▶ _What needs to be done_
Extract the lines that hold the string "менее".

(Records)
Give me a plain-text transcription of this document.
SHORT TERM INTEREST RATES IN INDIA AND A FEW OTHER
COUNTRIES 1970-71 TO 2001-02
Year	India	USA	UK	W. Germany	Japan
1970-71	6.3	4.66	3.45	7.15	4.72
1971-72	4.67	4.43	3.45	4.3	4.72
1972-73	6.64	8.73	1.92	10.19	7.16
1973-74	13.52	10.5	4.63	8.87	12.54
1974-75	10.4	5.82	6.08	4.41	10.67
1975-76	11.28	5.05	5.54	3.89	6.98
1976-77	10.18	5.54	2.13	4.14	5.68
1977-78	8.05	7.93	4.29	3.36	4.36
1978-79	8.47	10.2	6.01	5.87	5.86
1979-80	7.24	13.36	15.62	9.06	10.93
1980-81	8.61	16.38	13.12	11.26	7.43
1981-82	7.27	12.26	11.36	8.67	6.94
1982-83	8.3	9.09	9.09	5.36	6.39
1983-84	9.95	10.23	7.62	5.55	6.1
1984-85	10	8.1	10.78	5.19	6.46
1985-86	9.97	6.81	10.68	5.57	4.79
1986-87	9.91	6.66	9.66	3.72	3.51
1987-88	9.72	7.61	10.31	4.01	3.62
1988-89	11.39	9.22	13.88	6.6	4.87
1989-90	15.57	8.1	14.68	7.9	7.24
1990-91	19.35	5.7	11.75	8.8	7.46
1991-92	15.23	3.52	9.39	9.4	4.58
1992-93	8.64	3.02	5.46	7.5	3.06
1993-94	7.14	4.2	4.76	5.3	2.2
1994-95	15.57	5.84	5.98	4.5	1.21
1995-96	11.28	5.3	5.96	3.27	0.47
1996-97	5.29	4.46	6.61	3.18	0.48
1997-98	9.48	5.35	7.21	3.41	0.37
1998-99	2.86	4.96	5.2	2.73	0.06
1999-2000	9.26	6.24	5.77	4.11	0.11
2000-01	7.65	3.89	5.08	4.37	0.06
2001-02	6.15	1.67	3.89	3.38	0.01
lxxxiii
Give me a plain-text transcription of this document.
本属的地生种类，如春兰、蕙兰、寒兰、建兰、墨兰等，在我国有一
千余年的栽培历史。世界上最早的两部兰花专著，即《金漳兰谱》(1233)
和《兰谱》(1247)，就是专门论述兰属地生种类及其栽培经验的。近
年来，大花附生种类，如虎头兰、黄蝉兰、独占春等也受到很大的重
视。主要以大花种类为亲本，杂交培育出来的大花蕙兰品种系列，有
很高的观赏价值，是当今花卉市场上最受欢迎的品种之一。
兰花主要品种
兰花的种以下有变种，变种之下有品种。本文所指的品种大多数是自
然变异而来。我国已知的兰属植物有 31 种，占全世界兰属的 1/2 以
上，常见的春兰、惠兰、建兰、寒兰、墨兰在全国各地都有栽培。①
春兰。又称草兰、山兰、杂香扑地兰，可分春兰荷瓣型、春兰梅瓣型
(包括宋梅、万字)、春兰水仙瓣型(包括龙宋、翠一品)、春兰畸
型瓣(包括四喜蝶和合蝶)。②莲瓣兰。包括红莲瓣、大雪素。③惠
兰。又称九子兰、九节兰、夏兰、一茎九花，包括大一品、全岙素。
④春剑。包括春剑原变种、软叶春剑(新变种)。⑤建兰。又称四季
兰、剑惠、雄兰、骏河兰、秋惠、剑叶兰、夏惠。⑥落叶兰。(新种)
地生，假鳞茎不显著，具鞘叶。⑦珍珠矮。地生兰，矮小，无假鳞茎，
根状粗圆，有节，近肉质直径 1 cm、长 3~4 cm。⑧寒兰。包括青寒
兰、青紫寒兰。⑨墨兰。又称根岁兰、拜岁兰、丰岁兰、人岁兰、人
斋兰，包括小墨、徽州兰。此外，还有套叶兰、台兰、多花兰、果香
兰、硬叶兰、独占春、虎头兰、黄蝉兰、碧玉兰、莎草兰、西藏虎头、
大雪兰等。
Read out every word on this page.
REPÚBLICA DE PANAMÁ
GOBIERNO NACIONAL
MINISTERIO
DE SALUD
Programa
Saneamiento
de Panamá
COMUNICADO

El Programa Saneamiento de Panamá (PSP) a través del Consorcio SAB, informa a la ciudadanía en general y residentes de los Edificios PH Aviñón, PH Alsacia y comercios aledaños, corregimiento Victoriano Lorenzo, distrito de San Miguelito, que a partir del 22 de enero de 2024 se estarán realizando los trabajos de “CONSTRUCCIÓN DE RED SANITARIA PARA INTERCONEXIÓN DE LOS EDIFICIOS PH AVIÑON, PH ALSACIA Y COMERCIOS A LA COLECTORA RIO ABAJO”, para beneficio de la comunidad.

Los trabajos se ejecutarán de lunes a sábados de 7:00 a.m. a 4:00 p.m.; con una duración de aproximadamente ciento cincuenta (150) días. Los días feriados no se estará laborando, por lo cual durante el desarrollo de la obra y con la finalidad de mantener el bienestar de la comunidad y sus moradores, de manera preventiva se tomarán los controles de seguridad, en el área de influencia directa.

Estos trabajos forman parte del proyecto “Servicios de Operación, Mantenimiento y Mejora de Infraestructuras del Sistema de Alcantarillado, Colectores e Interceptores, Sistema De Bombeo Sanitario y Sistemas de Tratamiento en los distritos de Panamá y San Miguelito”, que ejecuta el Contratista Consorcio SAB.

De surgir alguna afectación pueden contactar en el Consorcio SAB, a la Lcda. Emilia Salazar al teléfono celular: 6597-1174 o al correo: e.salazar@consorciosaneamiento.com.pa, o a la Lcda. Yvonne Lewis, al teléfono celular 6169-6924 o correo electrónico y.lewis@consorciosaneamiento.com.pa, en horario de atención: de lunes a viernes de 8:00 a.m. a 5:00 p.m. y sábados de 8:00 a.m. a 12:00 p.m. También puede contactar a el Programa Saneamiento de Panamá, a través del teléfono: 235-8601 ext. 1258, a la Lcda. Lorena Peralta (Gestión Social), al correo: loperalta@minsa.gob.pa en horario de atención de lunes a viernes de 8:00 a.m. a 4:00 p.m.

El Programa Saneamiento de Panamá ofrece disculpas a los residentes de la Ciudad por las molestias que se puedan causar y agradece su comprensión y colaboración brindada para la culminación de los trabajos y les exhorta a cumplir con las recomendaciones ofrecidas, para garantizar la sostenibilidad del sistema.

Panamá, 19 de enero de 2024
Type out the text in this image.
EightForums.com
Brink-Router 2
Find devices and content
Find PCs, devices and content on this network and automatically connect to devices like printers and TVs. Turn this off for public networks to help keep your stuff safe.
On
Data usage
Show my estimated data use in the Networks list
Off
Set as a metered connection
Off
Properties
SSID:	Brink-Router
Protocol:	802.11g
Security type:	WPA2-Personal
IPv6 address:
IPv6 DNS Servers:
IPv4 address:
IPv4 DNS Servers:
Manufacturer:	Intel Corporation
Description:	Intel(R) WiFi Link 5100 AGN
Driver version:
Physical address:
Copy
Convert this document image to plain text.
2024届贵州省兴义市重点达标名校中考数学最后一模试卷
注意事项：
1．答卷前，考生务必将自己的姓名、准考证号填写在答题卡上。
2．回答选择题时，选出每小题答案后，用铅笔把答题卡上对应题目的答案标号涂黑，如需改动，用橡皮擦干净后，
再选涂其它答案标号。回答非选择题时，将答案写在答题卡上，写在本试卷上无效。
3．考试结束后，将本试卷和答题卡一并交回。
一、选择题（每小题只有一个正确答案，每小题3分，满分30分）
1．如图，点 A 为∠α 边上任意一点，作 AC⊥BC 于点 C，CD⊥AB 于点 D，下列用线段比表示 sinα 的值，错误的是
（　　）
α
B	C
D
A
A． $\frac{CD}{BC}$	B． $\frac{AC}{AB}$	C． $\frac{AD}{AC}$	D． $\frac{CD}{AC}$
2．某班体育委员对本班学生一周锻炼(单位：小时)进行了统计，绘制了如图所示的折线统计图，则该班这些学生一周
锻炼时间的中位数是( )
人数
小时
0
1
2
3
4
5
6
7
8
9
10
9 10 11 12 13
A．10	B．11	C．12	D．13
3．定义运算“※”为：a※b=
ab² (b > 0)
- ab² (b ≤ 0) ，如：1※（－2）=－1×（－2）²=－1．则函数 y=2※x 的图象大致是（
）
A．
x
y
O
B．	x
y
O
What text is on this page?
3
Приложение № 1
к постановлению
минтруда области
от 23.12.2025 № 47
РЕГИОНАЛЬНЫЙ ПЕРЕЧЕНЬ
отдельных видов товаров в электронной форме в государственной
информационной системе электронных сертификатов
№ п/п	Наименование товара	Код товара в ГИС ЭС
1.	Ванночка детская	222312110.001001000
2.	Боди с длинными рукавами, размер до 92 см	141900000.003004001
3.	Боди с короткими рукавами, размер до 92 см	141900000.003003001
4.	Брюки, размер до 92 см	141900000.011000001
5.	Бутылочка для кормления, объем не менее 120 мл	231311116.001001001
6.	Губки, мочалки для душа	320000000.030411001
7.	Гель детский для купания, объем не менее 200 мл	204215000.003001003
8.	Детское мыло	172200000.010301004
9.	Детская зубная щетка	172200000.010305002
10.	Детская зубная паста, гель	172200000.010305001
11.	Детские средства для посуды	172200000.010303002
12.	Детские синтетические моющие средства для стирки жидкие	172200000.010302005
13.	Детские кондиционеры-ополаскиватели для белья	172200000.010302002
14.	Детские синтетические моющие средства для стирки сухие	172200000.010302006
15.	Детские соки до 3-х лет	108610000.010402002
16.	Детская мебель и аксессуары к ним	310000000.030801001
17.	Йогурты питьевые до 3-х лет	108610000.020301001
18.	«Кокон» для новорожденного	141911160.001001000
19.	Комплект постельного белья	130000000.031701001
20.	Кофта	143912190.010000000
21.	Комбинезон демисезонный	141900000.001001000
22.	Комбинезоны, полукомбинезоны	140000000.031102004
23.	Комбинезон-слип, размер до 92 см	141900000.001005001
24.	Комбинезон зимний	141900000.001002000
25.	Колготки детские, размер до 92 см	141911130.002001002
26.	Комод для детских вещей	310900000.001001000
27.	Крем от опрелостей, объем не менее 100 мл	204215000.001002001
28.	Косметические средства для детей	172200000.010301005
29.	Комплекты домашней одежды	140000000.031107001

▶ _Correct result_
5.	Бутылочка для кормления, объем не менее 120 мл	231311116.001001001
7.	Гель детский для купания, объем не менее 200 мл	204215000.003001003
27.	Крем от опрелостей, объем не менее 100 мл	204215000.001002001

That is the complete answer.